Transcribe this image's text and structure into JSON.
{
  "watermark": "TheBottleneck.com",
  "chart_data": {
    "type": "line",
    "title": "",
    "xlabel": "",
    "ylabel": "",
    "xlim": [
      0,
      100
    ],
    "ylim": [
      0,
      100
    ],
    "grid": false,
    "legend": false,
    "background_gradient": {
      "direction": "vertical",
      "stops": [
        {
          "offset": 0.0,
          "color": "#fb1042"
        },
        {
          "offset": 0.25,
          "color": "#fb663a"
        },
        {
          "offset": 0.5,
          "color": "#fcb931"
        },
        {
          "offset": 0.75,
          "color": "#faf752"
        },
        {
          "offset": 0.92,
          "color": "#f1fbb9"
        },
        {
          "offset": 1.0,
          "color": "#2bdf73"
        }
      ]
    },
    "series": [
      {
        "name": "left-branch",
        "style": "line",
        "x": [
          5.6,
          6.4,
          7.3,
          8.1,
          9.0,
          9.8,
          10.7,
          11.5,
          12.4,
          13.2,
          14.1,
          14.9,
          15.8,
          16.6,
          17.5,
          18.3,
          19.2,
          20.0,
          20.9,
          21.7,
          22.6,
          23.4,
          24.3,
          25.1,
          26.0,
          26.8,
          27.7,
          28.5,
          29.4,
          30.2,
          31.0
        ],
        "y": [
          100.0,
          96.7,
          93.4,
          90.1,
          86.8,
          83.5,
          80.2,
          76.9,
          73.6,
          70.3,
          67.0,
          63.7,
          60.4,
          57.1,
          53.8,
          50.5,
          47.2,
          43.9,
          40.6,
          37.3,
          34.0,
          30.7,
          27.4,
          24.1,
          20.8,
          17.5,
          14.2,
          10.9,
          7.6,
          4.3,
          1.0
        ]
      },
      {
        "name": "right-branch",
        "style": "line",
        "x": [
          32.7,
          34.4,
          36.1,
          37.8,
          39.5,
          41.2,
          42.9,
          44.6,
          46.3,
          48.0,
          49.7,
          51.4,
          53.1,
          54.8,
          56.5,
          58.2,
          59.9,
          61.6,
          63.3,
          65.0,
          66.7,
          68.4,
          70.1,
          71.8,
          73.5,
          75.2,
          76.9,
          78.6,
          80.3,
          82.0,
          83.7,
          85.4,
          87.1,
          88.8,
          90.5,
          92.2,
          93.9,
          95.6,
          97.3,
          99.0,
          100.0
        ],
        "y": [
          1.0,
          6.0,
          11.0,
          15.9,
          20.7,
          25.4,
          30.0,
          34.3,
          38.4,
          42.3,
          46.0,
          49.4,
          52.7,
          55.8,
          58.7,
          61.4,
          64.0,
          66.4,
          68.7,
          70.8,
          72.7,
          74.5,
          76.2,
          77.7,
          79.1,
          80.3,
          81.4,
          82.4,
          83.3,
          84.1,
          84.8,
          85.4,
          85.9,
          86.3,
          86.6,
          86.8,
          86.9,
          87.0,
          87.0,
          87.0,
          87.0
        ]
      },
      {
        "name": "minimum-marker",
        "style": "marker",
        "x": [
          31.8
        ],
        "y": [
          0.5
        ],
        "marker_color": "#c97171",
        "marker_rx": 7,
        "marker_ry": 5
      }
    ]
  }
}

###

Identify the lines in the entries above that contain "offset", then copy them out.

          "offset": 0.0,
          "offset": 0.25,
          "offset": 0.5,
          "offset": 0.75,
          "offset": 0.92,
          "offset": 1.0,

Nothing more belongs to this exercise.